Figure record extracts
:::::

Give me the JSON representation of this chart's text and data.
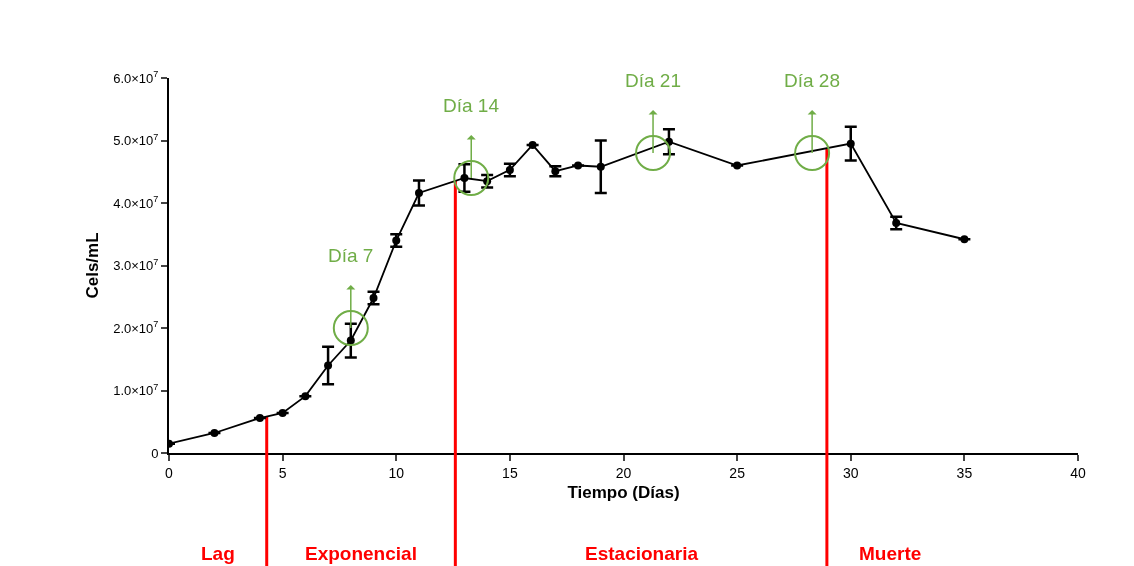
{
  "chart_data": {
    "type": "line",
    "xlabel": "Tiempo (Días)",
    "ylabel": "Cels/mL",
    "x": [
      0,
      2,
      4,
      5,
      6,
      7,
      8,
      9,
      10,
      11,
      13,
      14,
      15,
      16,
      17,
      18,
      19,
      22,
      25,
      30,
      32,
      35
    ],
    "series": [
      {
        "color": "#000000",
        "values": [
          1500000,
          3200000,
          5600000,
          6400000,
          9100000,
          14000000,
          18000000,
          24800000,
          34000000,
          41600000,
          44000000,
          43500000,
          45300000,
          49300000,
          45100000,
          46000000,
          45800000,
          49800000,
          46000000,
          49500000,
          36800000,
          34200000
        ],
        "errors": [
          null,
          null,
          null,
          null,
          null,
          3000000,
          2700000,
          1000000,
          1000000,
          2000000,
          2200000,
          1000000,
          1000000,
          null,
          800000,
          null,
          4200000,
          2000000,
          null,
          2700000,
          1000000,
          null
        ]
      }
    ],
    "marker": "circle",
    "line_style": "solid",
    "grid": false,
    "xlim": [
      0,
      40
    ],
    "xticks": [
      0,
      5,
      10,
      15,
      20,
      25,
      30,
      35,
      40
    ],
    "ylim": [
      0,
      60000000
    ],
    "yticks": [
      0,
      {
        "value": 10000000,
        "label": "1.0×10$^{7}$"
      },
      {
        "value": 20000000,
        "label": "2.0×10$^{7}$"
      },
      {
        "value": 30000000,
        "label": "3.0×10$^{7}$"
      },
      {
        "value": 40000000,
        "label": "4.0×10$^{7}$"
      },
      {
        "value": 50000000,
        "label": "5.0×10$^{7}$"
      },
      {
        "value": 60000000,
        "label": "6.0×10$^{7}$"
      }
    ],
    "ref_lines": [
      {
        "axis": "x",
        "value": 4.3,
        "color": "#ff0000"
      },
      {
        "axis": "x",
        "value": 12.6,
        "color": "#ff0000"
      },
      {
        "axis": "x",
        "value": 28.95,
        "color": "#ff0000"
      }
    ],
    "annotations": [
      {
        "text": "Día 7",
        "x": 8,
        "y": 20000000
      },
      {
        "text": "Día 14",
        "x": 13.3,
        "y": 44000000
      },
      {
        "text": "Día 21",
        "x": 21.3,
        "y": 48000000
      },
      {
        "text": "Día 28",
        "x": 28.3,
        "y": 48000000
      },
      "Lag",
      "Exponencial",
      "Estacionaria",
      "Muerte"
    ]
  }
}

:::::

* **Problem to solve**: Transcribe all of the records above character for character. Exclude the pictures.

* **Answer**:
Give me the JSON representation of this chart's text and data.
{
  "chart_data": {
    "type": "line",
    "xlabel": "Tiempo (Días)",
    "ylabel": "Cels/mL",
    "x": [
      0,
      2,
      4,
      5,
      6,
      7,
      8,
      9,
      10,
      11,
      13,
      14,
      15,
      16,
      17,
      18,
      19,
      22,
      25,
      30,
      32,
      35
    ],
    "series": [
      {
        "color": "#000000",
        "values": [
          1500000,
          3200000,
          5600000,
          6400000,
          9100000,
          14000000,
          18000000,
          24800000,
          34000000,
          41600000,
          44000000,
          43500000,
          45300000,
          49300000,
          45100000,
          46000000,
          45800000,
          49800000,
          46000000,
          49500000,
          36800000,
          34200000
        ],
        "errors": [
          null,
          null,
          null,
          null,
          null,
          3000000,
          2700000,
          1000000,
          1000000,
          2000000,
          2200000,
          1000000,
          1000000,
          null,
          800000,
          null,
          4200000,
          2000000,
          null,
          2700000,
          1000000,
          null
        ]
      }
    ],
    "marker": "circle",
    "line_style": "solid",
    "grid": false,
    "xlim": [
      0,
      40
    ],
    "xticks": [
      0,
      5,
      10,
      15,
      20,
      25,
      30,
      35,
      40
    ],
    "ylim": [
      0,
      60000000
    ],
    "yticks": [
      0,
      {
        "value": 10000000,
        "label": "1.0×10$^{7}$"
      },
      {
        "value": 20000000,
        "label": "2.0×10$^{7}$"
      },
      {
        "value": 30000000,
        "label": "3.0×10$^{7}$"
      },
      {
        "value": 40000000,
        "label": "4.0×10$^{7}$"
      },
      {
        "value": 50000000,
        "label": "5.0×10$^{7}$"
      },
      {
        "value": 60000000,
        "label": "6.0×10$^{7}$"
      }
    ],
    "ref_lines": [
      {
        "axis": "x",
        "value": 4.3,
        "color": "#ff0000"
      },
      {
        "axis": "x",
        "value": 12.6,
        "color": "#ff0000"
      },
      {
        "axis": "x",
        "value": 28.95,
        "color": "#ff0000"
      }
    ],
    "annotations": [
      {
        "text": "Día 7",
        "x": 8,
        "y": 20000000
      },
      {
        "text": "Día 14",
        "x": 13.3,
        "y": 44000000
      },
      {
        "text": "Día 21",
        "x": 21.3,
        "y": 48000000
      },
      {
        "text": "Día 28",
        "x": 28.3,
        "y": 48000000
      },
      "Lag",
      "Exponencial",
      "Estacionaria",
      "Muerte"
    ]
  }
}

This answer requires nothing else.